Ejercicio breve A -> Transcribe íntegro el texto sobre el atentado contra Hitler.

Texto extraído ->

+-------+

Si la bomba hubiera matado a Hitler...

Qué habría pasado si esa bomba hubiera cumplido su propósito, nada menos que matar al mayor de los asesinos de la historia, a Adolf Hitler, un austriaco mediocremente intelectualizado que adoraba al judío Gustav Mahler dirigiendo en la por lo general antisemita Viena al más rancio genio del odio al judío de la música que era Richard Wagner, y que después se dispuso a matar a todos los europeos y casi lo consiguió? ¿Qué habría sido de Europa si el 20 de julio de 1944 una élite social alemana hubiera acabado con la vida y la obra del más siniestro lumpen político jamás habido, que, abrazado al gran timonel del comunismo, otro delincuente común ensalzado por la miserable historia de cobardías europeas, puso los cimientos y después completó la dinamitación de este continente tan autocondescendiente y cuasi onanista en sus miradas al espejo moral? Nadie lo sabrá nunca -eso ya está claro-, y siempre habremos de pensar, quienes estamos presos por la memoria histórica, sobre el valor, el mensaje y el efecto de un acto como aquel, cuyo objetivo era, ni más ni menos, que matar a Hitler con una bomba de 975 gramos de dinamita escondida en un maletín de Claus Schenk, conde Von Stauffenberg.

+-------+

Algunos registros
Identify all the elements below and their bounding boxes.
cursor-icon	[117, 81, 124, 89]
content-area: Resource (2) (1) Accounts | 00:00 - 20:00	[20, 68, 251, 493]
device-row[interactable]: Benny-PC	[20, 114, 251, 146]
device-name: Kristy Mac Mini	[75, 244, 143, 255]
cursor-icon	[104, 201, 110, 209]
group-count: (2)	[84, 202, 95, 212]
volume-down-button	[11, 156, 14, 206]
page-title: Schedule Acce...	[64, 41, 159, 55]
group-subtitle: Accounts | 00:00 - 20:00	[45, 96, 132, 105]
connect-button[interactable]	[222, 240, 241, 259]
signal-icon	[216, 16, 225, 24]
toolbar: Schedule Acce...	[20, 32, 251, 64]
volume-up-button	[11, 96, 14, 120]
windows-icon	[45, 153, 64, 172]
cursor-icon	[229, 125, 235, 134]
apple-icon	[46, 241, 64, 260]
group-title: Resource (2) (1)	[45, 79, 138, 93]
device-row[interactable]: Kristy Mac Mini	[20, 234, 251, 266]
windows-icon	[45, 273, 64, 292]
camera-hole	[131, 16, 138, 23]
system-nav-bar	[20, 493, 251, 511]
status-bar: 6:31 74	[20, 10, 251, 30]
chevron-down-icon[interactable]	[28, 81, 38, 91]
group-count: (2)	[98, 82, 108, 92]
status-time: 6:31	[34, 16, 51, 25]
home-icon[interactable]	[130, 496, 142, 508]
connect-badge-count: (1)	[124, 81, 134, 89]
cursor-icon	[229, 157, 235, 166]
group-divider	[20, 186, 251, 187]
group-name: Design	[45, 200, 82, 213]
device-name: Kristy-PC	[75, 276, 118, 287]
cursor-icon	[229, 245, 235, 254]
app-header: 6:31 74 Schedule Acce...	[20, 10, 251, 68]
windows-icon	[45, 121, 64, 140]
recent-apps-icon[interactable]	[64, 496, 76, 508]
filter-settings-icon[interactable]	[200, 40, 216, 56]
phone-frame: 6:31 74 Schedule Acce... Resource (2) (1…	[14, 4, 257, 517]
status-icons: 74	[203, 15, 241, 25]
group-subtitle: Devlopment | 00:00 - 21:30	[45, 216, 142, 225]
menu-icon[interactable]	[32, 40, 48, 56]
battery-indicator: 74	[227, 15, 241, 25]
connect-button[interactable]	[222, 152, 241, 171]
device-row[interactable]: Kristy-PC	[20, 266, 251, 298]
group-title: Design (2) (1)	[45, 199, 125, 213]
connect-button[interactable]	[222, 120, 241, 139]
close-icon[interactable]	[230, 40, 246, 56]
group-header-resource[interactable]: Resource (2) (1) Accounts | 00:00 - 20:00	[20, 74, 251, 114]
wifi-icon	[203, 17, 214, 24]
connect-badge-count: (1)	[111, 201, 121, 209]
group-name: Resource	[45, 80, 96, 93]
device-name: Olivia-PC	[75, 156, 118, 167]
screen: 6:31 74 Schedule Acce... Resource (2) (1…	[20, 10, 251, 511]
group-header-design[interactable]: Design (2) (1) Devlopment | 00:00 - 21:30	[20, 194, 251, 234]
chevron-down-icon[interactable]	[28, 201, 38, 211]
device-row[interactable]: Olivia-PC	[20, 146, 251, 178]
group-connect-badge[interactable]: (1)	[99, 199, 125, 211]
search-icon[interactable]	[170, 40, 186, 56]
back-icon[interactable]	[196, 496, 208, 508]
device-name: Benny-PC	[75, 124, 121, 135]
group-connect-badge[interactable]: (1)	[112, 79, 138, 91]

+-------+

Ejercicio breve B -> Por favor, reproduce palabra por palabra las líneas de los registros: empieza por la primera y detente tras la línea que contiene "phone-frame: 6:31 74", incluidas ambas.

Respuesta correcta A ->
Si la bomba hubiera matado a Hitler...

Qué habría pasado si esa bomba hubiera cumplido su propósito, nada menos que matar al mayor de los asesinos de la historia, a Adolf Hitler, un austriaco mediocremente intelectualizado que adoraba al judío Gustav Mahler dirigiendo en la por lo general antisemita Viena al más rancio genio del odio al judío de la música que era Richard Wagner, y que después se dispuso a matar a todos los europeos y casi lo consiguió? ¿Qué habría sido de Europa si el 20 de julio de 1944 una élite social alemana hubiera acabado con la vida y la obra del más siniestro lumpen político jamás habido, que, abrazado al gran timonel del comunismo, otro delincuente común ensalzado por la miserable historia de cobardías europeas, puso los cimientos y después completó la dinamitación de este continente tan autocondescendiente y cuasi onanista en sus miradas al espejo moral? Nadie lo sabrá nunca -eso ya está claro-, y siempre habremos de pensar, quienes estamos presos por la memoria histórica, sobre el valor, el mensaje y el efecto de un acto como aquel, cuyo objetivo era, ni más ni menos, que matar a Hitler con una bomba de 975 gramos de dinamita escondida en un maletín de Claus Schenk, conde Von Stauffenberg.

Respuesta correcta B ->
Identify all the elements below and their bounding boxes.
cursor-icon	[117, 81, 124, 89]
content-area: Resource (2) (1) Accounts | 00:00 - 20:00	[20, 68, 251, 493]
device-row[interactable]: Benny-PC	[20, 114, 251, 146]
device-name: Kristy Mac Mini	[75, 244, 143, 255]
cursor-icon	[104, 201, 110, 209]
group-count: (2)	[84, 202, 95, 212]
volume-down-button	[11, 156, 14, 206]
page-title: Schedule Acce...	[64, 41, 159, 55]
group-subtitle: Accounts | 00:00 - 20:00	[45, 96, 132, 105]
connect-button[interactable]	[222, 240, 241, 259]
signal-icon	[216, 16, 225, 24]
toolbar: Schedule Acce...	[20, 32, 251, 64]
volume-up-button	[11, 96, 14, 120]
windows-icon	[45, 153, 64, 172]
cursor-icon	[229, 125, 235, 134]
apple-icon	[46, 241, 64, 260]
group-title: Resource (2) (1)	[45, 79, 138, 93]
device-row[interactable]: Kristy Mac Mini	[20, 234, 251, 266]
windows-icon	[45, 273, 64, 292]
camera-hole	[131, 16, 138, 23]
system-nav-bar	[20, 493, 251, 511]
status-bar: 6:31 74	[20, 10, 251, 30]
chevron-down-icon[interactable]	[28, 81, 38, 91]
group-count: (2)	[98, 82, 108, 92]
status-time: 6:31	[34, 16, 51, 25]
home-icon[interactable]	[130, 496, 142, 508]
connect-badge-count: (1)	[124, 81, 134, 89]
cursor-icon	[229, 157, 235, 166]
group-divider	[20, 186, 251, 187]
group-name: Design	[45, 200, 82, 213]
device-name: Kristy-PC	[75, 276, 118, 287]
cursor-icon	[229, 245, 235, 254]
app-header: 6:31 74 Schedule Acce...	[20, 10, 251, 68]
windows-icon	[45, 121, 64, 140]
recent-apps-icon[interactable]	[64, 496, 76, 508]
filter-settings-icon[interactable]	[200, 40, 216, 56]
phone-frame: 6:31 74 Schedule Acce... Resource (2) (1…	[14, 4, 257, 517]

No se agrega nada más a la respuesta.